_Task description_.
Could you update the listing from its start through the line containing "- paragraph-25: 25." by replacing "UI element" with "interface element" and leaving everything else unchanged?

_Rows_.
- - - -

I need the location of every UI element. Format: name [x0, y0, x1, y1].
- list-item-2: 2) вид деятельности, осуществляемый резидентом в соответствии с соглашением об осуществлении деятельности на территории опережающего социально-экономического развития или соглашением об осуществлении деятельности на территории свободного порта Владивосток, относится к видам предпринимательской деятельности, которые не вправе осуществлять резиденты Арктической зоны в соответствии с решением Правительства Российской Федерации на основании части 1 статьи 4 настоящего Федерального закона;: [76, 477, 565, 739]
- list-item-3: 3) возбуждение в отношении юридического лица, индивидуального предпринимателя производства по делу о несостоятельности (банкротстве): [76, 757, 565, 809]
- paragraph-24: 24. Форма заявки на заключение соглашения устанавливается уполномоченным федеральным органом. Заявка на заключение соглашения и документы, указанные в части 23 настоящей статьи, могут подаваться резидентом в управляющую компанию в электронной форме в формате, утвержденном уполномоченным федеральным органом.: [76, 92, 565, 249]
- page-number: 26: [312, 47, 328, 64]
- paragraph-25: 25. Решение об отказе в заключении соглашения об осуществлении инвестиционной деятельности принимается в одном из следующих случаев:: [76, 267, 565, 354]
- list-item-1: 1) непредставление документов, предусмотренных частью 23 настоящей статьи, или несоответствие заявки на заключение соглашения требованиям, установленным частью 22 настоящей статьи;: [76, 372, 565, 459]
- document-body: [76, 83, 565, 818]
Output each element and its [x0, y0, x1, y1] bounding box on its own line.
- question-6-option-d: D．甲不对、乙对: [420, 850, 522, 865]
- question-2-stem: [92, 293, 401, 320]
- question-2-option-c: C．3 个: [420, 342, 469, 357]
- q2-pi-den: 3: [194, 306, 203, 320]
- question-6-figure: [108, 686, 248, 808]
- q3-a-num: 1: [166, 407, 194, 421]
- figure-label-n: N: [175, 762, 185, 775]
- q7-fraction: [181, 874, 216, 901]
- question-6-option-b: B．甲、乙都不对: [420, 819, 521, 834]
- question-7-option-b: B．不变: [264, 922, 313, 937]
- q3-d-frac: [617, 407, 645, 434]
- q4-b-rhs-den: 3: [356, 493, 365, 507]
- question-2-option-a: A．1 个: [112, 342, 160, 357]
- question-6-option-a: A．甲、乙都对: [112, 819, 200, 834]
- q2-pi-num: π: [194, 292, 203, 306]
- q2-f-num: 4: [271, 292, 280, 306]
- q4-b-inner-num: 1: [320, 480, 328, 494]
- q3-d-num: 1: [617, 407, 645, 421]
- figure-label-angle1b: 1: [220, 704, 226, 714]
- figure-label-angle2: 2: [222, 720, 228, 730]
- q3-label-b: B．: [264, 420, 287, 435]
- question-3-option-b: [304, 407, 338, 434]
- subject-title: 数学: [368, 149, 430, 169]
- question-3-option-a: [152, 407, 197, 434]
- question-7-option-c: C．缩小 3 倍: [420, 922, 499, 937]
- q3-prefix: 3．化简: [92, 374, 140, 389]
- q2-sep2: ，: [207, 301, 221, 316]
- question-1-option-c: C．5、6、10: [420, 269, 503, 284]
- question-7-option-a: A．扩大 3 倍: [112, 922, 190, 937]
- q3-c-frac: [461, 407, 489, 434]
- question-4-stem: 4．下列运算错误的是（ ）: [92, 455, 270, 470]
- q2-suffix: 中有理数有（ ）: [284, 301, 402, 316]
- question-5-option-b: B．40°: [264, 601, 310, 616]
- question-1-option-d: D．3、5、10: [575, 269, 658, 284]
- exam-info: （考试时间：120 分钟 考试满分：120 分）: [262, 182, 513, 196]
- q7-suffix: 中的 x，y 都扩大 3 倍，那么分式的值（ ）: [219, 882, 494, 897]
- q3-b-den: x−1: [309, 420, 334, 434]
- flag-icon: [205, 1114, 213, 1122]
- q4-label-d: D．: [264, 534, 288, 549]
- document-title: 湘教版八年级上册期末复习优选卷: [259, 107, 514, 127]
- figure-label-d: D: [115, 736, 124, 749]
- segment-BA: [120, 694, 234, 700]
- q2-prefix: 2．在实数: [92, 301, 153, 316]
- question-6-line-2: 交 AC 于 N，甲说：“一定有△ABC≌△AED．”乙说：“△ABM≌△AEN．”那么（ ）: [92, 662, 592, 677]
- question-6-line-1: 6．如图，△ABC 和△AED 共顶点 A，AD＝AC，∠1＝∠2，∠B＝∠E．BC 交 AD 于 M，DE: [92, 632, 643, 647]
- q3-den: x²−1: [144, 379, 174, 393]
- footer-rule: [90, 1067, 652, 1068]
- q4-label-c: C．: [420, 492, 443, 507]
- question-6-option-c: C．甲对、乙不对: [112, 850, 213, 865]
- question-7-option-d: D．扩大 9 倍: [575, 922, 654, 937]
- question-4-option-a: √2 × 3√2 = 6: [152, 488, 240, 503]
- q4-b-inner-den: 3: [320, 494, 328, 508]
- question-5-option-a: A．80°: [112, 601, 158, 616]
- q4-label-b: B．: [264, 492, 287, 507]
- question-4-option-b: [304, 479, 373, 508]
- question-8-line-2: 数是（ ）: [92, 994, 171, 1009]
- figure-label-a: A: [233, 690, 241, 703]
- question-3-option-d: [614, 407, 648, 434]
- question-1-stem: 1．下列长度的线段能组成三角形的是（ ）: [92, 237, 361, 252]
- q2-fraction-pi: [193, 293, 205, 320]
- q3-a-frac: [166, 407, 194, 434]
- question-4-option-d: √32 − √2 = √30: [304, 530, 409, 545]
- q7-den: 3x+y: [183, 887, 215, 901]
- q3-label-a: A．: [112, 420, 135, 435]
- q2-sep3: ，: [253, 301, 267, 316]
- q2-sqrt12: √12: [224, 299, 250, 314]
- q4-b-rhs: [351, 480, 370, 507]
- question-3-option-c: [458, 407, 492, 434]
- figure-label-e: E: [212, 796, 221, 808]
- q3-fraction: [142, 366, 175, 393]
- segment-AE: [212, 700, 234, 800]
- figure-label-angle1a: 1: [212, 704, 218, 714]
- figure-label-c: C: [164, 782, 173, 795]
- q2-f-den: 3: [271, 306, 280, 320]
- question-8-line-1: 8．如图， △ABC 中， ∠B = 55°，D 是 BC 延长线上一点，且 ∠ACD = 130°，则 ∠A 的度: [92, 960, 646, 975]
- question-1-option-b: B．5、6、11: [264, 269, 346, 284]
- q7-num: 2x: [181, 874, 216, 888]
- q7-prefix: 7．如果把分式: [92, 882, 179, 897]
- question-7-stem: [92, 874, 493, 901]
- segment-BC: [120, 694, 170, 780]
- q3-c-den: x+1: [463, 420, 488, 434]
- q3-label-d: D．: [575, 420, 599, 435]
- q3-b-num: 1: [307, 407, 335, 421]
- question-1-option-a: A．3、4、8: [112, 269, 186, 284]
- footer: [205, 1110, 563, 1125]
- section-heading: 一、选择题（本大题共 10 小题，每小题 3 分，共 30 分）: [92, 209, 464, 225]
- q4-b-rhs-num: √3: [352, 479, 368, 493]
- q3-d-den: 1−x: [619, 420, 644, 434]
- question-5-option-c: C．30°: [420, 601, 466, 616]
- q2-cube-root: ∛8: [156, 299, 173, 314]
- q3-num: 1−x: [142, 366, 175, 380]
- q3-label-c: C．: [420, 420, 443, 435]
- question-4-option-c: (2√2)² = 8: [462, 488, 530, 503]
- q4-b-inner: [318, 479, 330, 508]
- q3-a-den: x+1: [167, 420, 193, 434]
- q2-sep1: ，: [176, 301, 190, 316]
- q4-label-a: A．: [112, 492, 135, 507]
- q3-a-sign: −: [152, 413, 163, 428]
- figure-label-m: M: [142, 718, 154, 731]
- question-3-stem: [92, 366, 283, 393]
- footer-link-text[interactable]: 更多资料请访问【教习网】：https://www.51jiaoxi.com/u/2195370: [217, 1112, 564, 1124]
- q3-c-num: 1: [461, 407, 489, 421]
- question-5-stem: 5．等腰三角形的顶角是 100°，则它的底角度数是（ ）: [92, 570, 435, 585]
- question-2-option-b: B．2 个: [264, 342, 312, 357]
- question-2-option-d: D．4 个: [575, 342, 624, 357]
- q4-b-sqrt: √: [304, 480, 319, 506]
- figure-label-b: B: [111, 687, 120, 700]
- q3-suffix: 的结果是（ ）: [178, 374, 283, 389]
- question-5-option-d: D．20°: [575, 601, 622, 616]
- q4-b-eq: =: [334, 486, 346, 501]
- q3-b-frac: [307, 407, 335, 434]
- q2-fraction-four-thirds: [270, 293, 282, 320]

- - - -

_Solution to this problem_.
I need the location of every interface element. Format: name [x0, y0, x1, y1].
- list-item-2: 2) вид деятельности, осуществляемый резидентом в соответствии с соглашением об осуществлении деятельности на территории опережающего социально-экономического развития или соглашением об осуществлении деятельности на территории свободного порта Владивосток, относится к видам предпринимательской деятельности, которые не вправе осуществлять резиденты Арктической зоны в соответствии с решением Правительства Российской Федерации на основании части 1 статьи 4 настоящего Федерального закона;: [76, 477, 565, 739]
- list-item-3: 3) возбуждение в отношении юридического лица, индивидуального предпринимателя производства по делу о несостоятельности (банкротстве): [76, 757, 565, 809]
- paragraph-24: 24. Форма заявки на заключение соглашения устанавливается уполномоченным федеральным органом. Заявка на заключение соглашения и документы, указанные в части 23 настоящей статьи, могут подаваться резидентом в управляющую компанию в электронной форме в формате, утвержденном уполномоченным федеральным органом.: [76, 92, 565, 249]
- page-number: 26: [312, 47, 328, 64]
- paragraph-25: 25. Решение об отказе в заключении соглашения об осуществлении инвестиционной деятельности принимается в одном из следующих случаев:: [76, 267, 565, 354]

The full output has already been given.